DIRECTION: Copy each line below in which the string "name" occurs.

━━━━━ MATERIAL FOR THE TASK ━━━━━

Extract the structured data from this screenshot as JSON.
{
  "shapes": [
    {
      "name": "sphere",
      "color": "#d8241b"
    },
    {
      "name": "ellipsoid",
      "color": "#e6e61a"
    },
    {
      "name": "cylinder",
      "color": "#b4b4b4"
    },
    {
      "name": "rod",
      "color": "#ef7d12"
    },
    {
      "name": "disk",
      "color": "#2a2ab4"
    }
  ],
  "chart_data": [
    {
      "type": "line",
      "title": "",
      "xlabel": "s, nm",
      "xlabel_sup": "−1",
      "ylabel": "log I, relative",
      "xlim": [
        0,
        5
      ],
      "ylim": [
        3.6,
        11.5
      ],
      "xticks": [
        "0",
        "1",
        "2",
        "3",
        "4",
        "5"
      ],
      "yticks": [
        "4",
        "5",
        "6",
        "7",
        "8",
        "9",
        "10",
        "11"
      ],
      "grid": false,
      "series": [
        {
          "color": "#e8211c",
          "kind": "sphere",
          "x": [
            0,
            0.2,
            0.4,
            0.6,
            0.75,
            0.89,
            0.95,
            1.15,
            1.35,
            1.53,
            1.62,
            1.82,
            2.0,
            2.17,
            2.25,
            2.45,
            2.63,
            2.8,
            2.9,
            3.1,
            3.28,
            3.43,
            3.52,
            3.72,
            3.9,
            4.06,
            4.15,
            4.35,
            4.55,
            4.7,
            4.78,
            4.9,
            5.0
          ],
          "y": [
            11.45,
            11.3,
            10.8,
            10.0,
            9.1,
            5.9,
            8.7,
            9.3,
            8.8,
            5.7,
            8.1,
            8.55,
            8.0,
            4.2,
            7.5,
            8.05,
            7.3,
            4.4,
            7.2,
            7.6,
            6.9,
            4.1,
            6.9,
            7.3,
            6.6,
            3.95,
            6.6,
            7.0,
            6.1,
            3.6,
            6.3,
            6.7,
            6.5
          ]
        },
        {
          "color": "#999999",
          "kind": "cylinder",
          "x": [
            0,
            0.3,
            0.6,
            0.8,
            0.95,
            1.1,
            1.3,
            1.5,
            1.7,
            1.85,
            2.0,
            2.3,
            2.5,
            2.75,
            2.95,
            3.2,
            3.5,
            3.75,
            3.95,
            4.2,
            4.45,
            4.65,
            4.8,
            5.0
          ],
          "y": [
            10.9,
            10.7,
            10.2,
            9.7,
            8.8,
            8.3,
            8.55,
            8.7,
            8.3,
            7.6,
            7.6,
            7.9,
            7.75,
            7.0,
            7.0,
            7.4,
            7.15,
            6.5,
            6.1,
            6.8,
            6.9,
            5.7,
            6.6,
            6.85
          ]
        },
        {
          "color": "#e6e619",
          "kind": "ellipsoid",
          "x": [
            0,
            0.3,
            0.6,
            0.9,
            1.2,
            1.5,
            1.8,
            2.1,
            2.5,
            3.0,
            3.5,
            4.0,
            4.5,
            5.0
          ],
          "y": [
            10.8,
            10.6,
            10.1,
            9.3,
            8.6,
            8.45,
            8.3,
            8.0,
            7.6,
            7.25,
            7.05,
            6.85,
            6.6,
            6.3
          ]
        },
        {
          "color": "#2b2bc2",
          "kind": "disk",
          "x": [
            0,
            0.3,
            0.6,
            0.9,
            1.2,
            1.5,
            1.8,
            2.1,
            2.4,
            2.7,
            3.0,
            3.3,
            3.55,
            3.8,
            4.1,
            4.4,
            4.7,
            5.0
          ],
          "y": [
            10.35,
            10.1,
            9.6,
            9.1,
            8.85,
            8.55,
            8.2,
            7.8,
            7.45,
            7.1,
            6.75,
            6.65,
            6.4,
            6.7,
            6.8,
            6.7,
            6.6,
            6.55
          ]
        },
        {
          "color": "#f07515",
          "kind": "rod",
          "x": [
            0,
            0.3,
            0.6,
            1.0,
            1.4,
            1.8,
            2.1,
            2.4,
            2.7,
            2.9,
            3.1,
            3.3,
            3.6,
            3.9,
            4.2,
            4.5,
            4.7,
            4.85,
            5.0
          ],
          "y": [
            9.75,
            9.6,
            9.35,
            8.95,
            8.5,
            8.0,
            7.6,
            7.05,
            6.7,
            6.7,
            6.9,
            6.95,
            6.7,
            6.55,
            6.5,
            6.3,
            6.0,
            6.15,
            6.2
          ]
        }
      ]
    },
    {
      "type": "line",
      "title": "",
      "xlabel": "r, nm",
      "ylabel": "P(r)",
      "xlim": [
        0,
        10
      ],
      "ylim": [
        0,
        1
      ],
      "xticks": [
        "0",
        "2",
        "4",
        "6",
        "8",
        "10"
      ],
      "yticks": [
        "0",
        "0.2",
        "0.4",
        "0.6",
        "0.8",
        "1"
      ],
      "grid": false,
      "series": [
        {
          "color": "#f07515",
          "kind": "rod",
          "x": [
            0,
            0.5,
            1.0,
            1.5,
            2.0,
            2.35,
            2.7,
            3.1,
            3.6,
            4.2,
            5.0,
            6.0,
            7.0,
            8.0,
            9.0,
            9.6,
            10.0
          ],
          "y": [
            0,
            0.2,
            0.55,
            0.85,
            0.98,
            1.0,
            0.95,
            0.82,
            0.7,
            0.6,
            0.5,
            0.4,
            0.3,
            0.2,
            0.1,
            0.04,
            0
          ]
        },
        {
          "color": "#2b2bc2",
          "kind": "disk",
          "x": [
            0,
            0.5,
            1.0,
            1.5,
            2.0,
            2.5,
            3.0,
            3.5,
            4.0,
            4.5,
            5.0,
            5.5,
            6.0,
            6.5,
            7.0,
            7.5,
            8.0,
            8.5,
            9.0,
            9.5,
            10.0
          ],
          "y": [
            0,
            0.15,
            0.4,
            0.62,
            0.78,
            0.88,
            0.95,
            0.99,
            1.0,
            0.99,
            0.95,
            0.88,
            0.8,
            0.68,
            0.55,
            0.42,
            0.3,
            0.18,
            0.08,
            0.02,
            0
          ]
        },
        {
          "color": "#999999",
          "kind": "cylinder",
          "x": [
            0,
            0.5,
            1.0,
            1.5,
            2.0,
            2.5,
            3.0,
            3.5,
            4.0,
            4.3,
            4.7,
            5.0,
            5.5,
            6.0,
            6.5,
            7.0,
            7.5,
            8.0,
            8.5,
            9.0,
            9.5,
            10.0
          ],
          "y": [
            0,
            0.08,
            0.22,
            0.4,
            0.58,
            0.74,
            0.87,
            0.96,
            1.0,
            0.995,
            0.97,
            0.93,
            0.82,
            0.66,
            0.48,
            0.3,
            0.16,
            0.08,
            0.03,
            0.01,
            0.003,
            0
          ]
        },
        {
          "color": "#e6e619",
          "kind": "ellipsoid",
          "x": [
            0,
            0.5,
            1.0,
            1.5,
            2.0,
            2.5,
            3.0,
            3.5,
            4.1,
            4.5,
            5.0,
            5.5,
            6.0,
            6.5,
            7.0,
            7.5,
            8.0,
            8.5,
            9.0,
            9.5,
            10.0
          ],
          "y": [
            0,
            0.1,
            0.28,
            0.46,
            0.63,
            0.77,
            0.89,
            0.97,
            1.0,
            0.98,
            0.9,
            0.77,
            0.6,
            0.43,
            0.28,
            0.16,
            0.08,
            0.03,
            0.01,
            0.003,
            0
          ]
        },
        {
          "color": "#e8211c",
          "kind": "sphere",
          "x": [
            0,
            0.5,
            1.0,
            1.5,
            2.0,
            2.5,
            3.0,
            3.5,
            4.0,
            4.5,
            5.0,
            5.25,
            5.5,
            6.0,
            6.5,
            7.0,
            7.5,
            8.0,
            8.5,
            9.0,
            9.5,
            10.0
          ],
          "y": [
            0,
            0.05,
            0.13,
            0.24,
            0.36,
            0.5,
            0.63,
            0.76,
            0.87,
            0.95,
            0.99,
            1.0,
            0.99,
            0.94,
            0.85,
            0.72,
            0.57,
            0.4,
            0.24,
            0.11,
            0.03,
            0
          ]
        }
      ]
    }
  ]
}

━━━━━

SOLUTION TO THIS TASK:
      "name": "sphere",
      "name": "ellipsoid",
      "name": "cylinder",
      "name": "rod",
      "name": "disk",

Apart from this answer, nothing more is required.